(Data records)
******

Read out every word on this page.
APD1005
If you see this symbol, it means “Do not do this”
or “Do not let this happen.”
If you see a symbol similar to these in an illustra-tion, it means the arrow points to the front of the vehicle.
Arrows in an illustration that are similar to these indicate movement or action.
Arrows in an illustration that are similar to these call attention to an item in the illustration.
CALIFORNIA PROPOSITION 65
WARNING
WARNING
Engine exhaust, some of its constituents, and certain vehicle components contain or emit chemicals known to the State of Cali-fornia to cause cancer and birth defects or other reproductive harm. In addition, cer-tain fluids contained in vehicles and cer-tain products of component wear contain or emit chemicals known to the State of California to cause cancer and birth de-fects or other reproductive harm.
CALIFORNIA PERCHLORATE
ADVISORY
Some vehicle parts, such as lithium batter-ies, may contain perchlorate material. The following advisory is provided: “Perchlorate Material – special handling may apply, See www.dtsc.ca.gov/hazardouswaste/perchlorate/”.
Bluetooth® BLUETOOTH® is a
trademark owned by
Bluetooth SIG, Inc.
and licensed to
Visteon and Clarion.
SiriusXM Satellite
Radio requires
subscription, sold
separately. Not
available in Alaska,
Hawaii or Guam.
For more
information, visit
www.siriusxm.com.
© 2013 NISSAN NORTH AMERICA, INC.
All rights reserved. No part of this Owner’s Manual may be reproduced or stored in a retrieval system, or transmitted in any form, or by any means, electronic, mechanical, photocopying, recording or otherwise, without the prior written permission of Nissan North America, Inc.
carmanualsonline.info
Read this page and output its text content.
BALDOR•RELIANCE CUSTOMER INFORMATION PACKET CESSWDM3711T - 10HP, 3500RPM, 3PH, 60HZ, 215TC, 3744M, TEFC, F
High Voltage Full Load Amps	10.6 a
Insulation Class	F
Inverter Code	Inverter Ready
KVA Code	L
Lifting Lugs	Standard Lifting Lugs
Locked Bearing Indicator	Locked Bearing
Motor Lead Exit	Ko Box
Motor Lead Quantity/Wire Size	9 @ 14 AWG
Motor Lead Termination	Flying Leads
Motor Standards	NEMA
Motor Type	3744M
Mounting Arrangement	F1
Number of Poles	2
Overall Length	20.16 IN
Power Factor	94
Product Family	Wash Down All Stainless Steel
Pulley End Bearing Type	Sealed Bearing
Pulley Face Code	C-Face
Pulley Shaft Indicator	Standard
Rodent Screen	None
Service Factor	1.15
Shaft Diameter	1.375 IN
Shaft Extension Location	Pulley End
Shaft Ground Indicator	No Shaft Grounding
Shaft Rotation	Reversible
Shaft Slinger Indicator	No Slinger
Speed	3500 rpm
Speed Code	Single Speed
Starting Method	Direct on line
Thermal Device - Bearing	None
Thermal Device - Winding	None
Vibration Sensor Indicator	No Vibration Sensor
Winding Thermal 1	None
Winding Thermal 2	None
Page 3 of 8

******

Retype the data in full and match it exactly.

Solved exercise
Read out every word on this page.
APD1005
If you see this symbol, it means “Do not do this”
or “Do not let this happen.”
If you see a symbol similar to these in an illustra-tion, it means the arrow points to the front of the vehicle.
Arrows in an illustration that are similar to these indicate movement or action.
Arrows in an illustration that are similar to these call attention to an item in the illustration.
CALIFORNIA PROPOSITION 65
WARNING
WARNING
Engine exhaust, some of its constituents, and certain vehicle components contain or emit chemicals known to the State of Cali-fornia to cause cancer and birth defects or other reproductive harm. In addition, cer-tain fluids contained in vehicles and cer-tain products of component wear contain or emit chemicals known to the State of California to cause cancer and birth de-fects or other reproductive harm.
CALIFORNIA PERCHLORATE
ADVISORY
Some vehicle parts, such as lithium batter-ies, may contain perchlorate material. The following advisory is provided: “Perchlorate Material – special handling may apply, See www.dtsc.ca.gov/hazardouswaste/perchlorate/”.
Bluetooth® BLUETOOTH® is a
trademark owned by
Bluetooth SIG, Inc.
and licensed to
Visteon and Clarion.
SiriusXM Satellite
Radio requires
subscription, sold
separately. Not
available in Alaska,
Hawaii or Guam.
For more
information, visit
www.siriusxm.com.
© 2013 NISSAN NORTH AMERICA, INC.
All rights reserved. No part of this Owner’s Manual may be reproduced or stored in a retrieval system, or transmitted in any form, or by any means, electronic, mechanical, photocopying, recording or otherwise, without the prior written permission of Nissan North America, Inc.
carmanualsonline.info
Read this page and output its text content.
BALDOR•RELIANCE CUSTOMER INFORMATION PACKET CESSWDM3711T - 10HP, 3500RPM, 3PH, 60HZ, 215TC, 3744M, TEFC, F
High Voltage Full Load Amps	10.6 a
Insulation Class	F
Inverter Code	Inverter Ready
KVA Code	L
Lifting Lugs	Standard Lifting Lugs
Locked Bearing Indicator	Locked Bearing
Motor Lead Exit	Ko Box
Motor Lead Quantity/Wire Size	9 @ 14 AWG
Motor Lead Termination	Flying Leads
Motor Standards	NEMA
Motor Type	3744M
Mounting Arrangement	F1
Number of Poles	2
Overall Length	20.16 IN
Power Factor	94
Product Family	Wash Down All Stainless Steel
Pulley End Bearing Type	Sealed Bearing
Pulley Face Code	C-Face
Pulley Shaft Indicator	Standard
Rodent Screen	None
Service Factor	1.15
Shaft Diameter	1.375 IN
Shaft Extension Location	Pulley End
Shaft Ground Indicator	No Shaft Grounding
Shaft Rotation	Reversible
Shaft Slinger Indicator	No Slinger
Speed	3500 rpm
Speed Code	Single Speed
Starting Method	Direct on line
Thermal Device - Bearing	None
Thermal Device - Winding	None
Vibration Sensor Indicator	No Vibration Sensor
Winding Thermal 1	None
Winding Thermal 2	None
Page 3 of 8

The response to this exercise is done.